--- Start of DATA SHOWN ---

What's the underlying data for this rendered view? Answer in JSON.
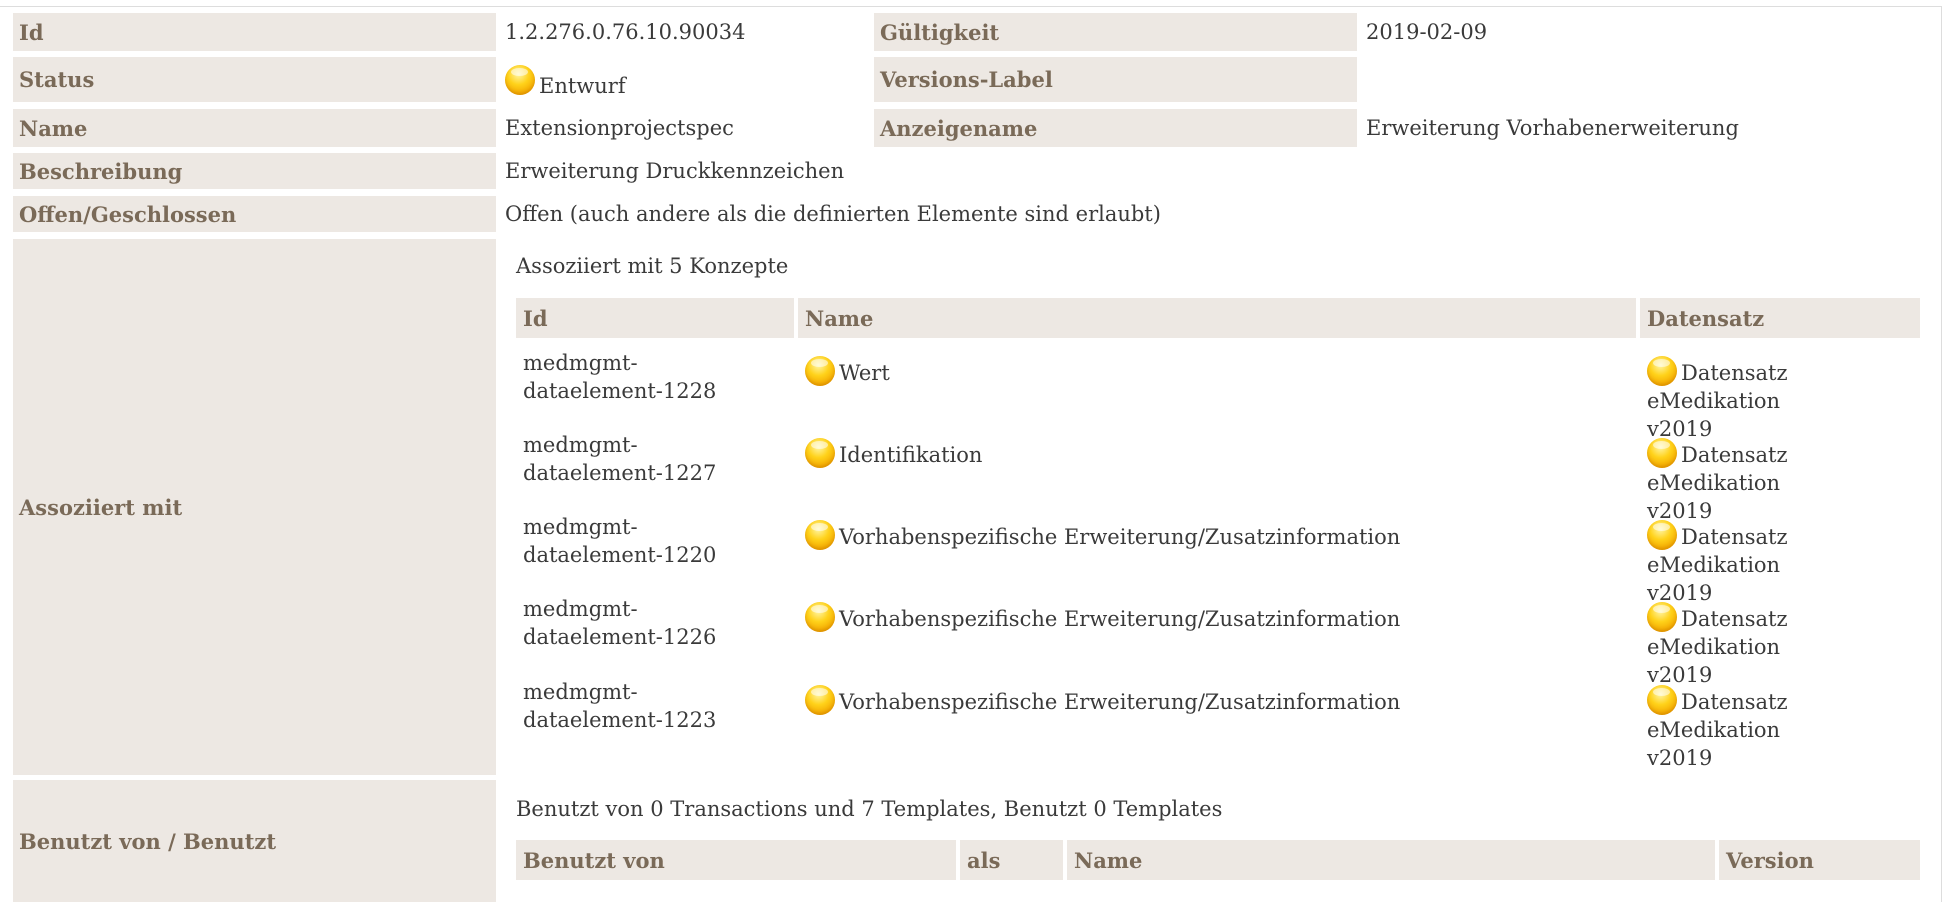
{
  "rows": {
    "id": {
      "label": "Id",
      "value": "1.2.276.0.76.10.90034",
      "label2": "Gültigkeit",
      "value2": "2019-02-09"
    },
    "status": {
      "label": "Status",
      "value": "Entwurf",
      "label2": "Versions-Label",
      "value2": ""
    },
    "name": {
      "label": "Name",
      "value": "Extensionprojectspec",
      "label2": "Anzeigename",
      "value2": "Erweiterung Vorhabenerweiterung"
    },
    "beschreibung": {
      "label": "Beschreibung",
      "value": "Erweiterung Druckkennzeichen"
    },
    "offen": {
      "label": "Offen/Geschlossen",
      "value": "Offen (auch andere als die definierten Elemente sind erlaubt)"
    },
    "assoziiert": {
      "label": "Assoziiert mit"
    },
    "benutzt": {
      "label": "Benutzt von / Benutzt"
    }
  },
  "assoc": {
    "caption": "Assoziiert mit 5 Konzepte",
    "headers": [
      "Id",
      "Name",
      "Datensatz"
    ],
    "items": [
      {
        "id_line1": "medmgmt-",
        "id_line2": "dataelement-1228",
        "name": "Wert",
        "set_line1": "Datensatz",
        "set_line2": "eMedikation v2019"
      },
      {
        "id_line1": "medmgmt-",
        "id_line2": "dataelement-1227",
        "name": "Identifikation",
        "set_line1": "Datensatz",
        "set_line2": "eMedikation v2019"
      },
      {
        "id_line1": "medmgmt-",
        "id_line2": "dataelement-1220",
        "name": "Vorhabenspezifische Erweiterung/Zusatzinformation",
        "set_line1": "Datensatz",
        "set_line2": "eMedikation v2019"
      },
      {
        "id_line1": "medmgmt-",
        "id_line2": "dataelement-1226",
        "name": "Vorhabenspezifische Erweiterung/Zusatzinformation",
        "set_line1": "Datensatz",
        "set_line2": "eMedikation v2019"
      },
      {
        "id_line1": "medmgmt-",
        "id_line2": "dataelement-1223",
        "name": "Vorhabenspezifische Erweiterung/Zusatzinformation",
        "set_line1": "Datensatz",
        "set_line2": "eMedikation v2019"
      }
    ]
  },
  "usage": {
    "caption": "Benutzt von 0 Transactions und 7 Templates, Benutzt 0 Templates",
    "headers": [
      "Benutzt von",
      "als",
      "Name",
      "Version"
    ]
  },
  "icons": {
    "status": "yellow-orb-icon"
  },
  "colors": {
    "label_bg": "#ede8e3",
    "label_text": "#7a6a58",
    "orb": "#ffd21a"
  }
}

--- End of DATA SHOWN ---

__PROBLEM DETAILS__
Images must not appear in the copy; reproduce everything else in the records verbatim.

__RESPONSE BELOW__
What's the underlying data for this rendered view? Answer in JSON.
{
  "rows": {
    "id": {
      "label": "Id",
      "value": "1.2.276.0.76.10.90034",
      "label2": "Gültigkeit",
      "value2": "2019-02-09"
    },
    "status": {
      "label": "Status",
      "value": "Entwurf",
      "label2": "Versions-Label",
      "value2": ""
    },
    "name": {
      "label": "Name",
      "value": "Extensionprojectspec",
      "label2": "Anzeigename",
      "value2": "Erweiterung Vorhabenerweiterung"
    },
    "beschreibung": {
      "label": "Beschreibung",
      "value": "Erweiterung Druckkennzeichen"
    },
    "offen": {
      "label": "Offen/Geschlossen",
      "value": "Offen (auch andere als die definierten Elemente sind erlaubt)"
    },
    "assoziiert": {
      "label": "Assoziiert mit"
    },
    "benutzt": {
      "label": "Benutzt von / Benutzt"
    }
  },
  "assoc": {
    "caption": "Assoziiert mit 5 Konzepte",
    "headers": [
      "Id",
      "Name",
      "Datensatz"
    ],
    "items": [
      {
        "id_line1": "medmgmt-",
        "id_line2": "dataelement-1228",
        "name": "Wert",
        "set_line1": "Datensatz",
        "set_line2": "eMedikation v2019"
      },
      {
        "id_line1": "medmgmt-",
        "id_line2": "dataelement-1227",
        "name": "Identifikation",
        "set_line1": "Datensatz",
        "set_line2": "eMedikation v2019"
      },
      {
        "id_line1": "medmgmt-",
        "id_line2": "dataelement-1220",
        "name": "Vorhabenspezifische Erweiterung/Zusatzinformation",
        "set_line1": "Datensatz",
        "set_line2": "eMedikation v2019"
      },
      {
        "id_line1": "medmgmt-",
        "id_line2": "dataelement-1226",
        "name": "Vorhabenspezifische Erweiterung/Zusatzinformation",
        "set_line1": "Datensatz",
        "set_line2": "eMedikation v2019"
      },
      {
        "id_line1": "medmgmt-",
        "id_line2": "dataelement-1223",
        "name": "Vorhabenspezifische Erweiterung/Zusatzinformation",
        "set_line1": "Datensatz",
        "set_line2": "eMedikation v2019"
      }
    ]
  },
  "usage": {
    "caption": "Benutzt von 0 Transactions und 7 Templates, Benutzt 0 Templates",
    "headers": [
      "Benutzt von",
      "als",
      "Name",
      "Version"
    ]
  },
  "icons": {
    "status": "yellow-orb-icon"
  },
  "colors": {
    "label_bg": "#ede8e3",
    "label_text": "#7a6a58",
    "orb": "#ffd21a"
  }
}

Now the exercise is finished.